* _Exercise_
Extract every line below, verbatim.

* _Material supplied_
——

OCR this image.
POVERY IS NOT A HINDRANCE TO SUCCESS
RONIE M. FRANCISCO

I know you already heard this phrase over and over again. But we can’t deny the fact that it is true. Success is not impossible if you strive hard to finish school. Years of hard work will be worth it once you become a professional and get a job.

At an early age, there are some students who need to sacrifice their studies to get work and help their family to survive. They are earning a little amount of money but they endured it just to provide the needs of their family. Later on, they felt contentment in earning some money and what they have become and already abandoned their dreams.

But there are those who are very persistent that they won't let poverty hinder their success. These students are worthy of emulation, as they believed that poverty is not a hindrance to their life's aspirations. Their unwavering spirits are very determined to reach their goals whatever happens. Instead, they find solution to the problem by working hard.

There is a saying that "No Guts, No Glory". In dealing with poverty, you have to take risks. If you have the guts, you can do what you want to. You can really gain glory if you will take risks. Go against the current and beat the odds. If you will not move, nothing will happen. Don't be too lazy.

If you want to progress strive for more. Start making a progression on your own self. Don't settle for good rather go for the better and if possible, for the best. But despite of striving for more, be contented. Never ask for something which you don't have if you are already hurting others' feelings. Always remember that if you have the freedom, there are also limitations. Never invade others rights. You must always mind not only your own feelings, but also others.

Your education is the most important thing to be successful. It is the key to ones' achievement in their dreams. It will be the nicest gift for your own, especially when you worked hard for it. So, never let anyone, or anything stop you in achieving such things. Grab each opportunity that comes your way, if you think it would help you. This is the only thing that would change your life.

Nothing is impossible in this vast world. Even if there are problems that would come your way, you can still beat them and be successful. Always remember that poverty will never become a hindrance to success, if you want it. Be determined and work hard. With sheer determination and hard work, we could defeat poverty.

——

* _Task result_
OCR this image.
POVERY IS NOT A HINDRANCE TO SUCCESS
RONIE M. FRANCISCO

I know you already heard this phrase over and over again. But we can’t deny the fact that it is true. Success is not impossible if you strive hard to finish school. Years of hard work will be worth it once you become a professional and get a job.

At an early age, there are some students who need to sacrifice their studies to get work and help their family to survive. They are earning a little amount of money but they endured it just to provide the needs of their family. Later on, they felt contentment in earning some money and what they have become and already abandoned their dreams.

But there are those who are very persistent that they won't let poverty hinder their success. These students are worthy of emulation, as they believed that poverty is not a hindrance to their life's aspirations. Their unwavering spirits are very determined to reach their goals whatever happens. Instead, they find solution to the problem by working hard.

There is a saying that "No Guts, No Glory". In dealing with poverty, you have to take risks. If you have the guts, you can do what you want to. You can really gain glory if you will take risks. Go against the current and beat the odds. If you will not move, nothing will happen. Don't be too lazy.

If you want to progress strive for more. Start making a progression on your own self. Don't settle for good rather go for the better and if possible, for the best. But despite of striving for more, be contented. Never ask for something which you don't have if you are already hurting others' feelings. Always remember that if you have the freedom, there are also limitations. Never invade others rights. You must always mind not only your own feelings, but also others.

Your education is the most important thing to be successful. It is the key to ones' achievement in their dreams. It will be the nicest gift for your own, especially when you worked hard for it. So, never let anyone, or anything stop you in achieving such things. Grab each opportunity that comes your way, if you think it would help you. This is the only thing that would change your life.

Nothing is impossible in this vast world. Even if there are problems that would come your way, you can still beat them and be successful. Always remember that poverty will never become a hindrance to success, if you want it. Be determined and work hard. With sheer determination and hard work, we could defeat poverty.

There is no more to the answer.